▸ PROBLEM REQUIREMENTS: In your copy, leave out the pictures; write out all the data exactly.

[Dataset entries]
☆ ☆ ☆ ☆ ☆
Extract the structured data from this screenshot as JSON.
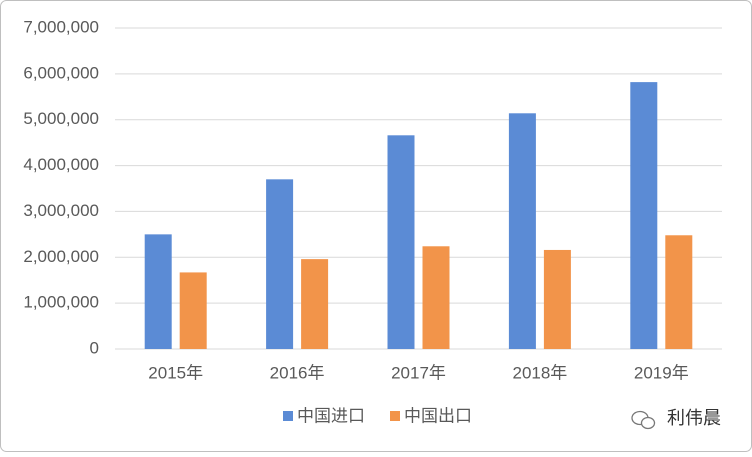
{
  "chart_data": {
    "type": "bar",
    "categories": [
      "2015年",
      "2016年",
      "2017年",
      "2018年",
      "2019年"
    ],
    "series": [
      {
        "name": "中国进口",
        "color": "#5b8bd5",
        "values": [
          2500000,
          3700000,
          4660000,
          5140000,
          5820000
        ]
      },
      {
        "name": "中国出口",
        "color": "#f2944a",
        "values": [
          1670000,
          1960000,
          2240000,
          2160000,
          2480000
        ]
      }
    ],
    "ylim": [
      0,
      7000000
    ],
    "yticks": [
      0,
      {
        "value": 1000000,
        "label": "1,000,000"
      },
      {
        "value": 2000000,
        "label": "2,000,000"
      },
      {
        "value": 3000000,
        "label": "3,000,000"
      },
      {
        "value": 4000000,
        "label": "4,000,000"
      },
      {
        "value": 5000000,
        "label": "5,000,000"
      },
      {
        "value": 6000000,
        "label": "6,000,000"
      },
      {
        "value": 7000000,
        "label": "7,000,000"
      }
    ],
    "grid": true,
    "legend": "bottom",
    "watermark": "利伟晨"
  }
}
☆ ☆ ☆ ☆ ☆
▸ EXERCISE ANSWER:
Extract the structured data from this screenshot as JSON.
{
  "chart_data": {
    "type": "bar",
    "categories": [
      "2015年",
      "2016年",
      "2017年",
      "2018年",
      "2019年"
    ],
    "series": [
      {
        "name": "中国进口",
        "color": "#5b8bd5",
        "values": [
          2500000,
          3700000,
          4660000,
          5140000,
          5820000
        ]
      },
      {
        "name": "中国出口",
        "color": "#f2944a",
        "values": [
          1670000,
          1960000,
          2240000,
          2160000,
          2480000
        ]
      }
    ],
    "ylim": [
      0,
      7000000
    ],
    "yticks": [
      0,
      {
        "value": 1000000,
        "label": "1,000,000"
      },
      {
        "value": 2000000,
        "label": "2,000,000"
      },
      {
        "value": 3000000,
        "label": "3,000,000"
      },
      {
        "value": 4000000,
        "label": "4,000,000"
      },
      {
        "value": 5000000,
        "label": "5,000,000"
      },
      {
        "value": 6000000,
        "label": "6,000,000"
      },
      {
        "value": 7000000,
        "label": "7,000,000"
      }
    ],
    "grid": true,
    "legend": "bottom",
    "watermark": "利伟晨"
  }
}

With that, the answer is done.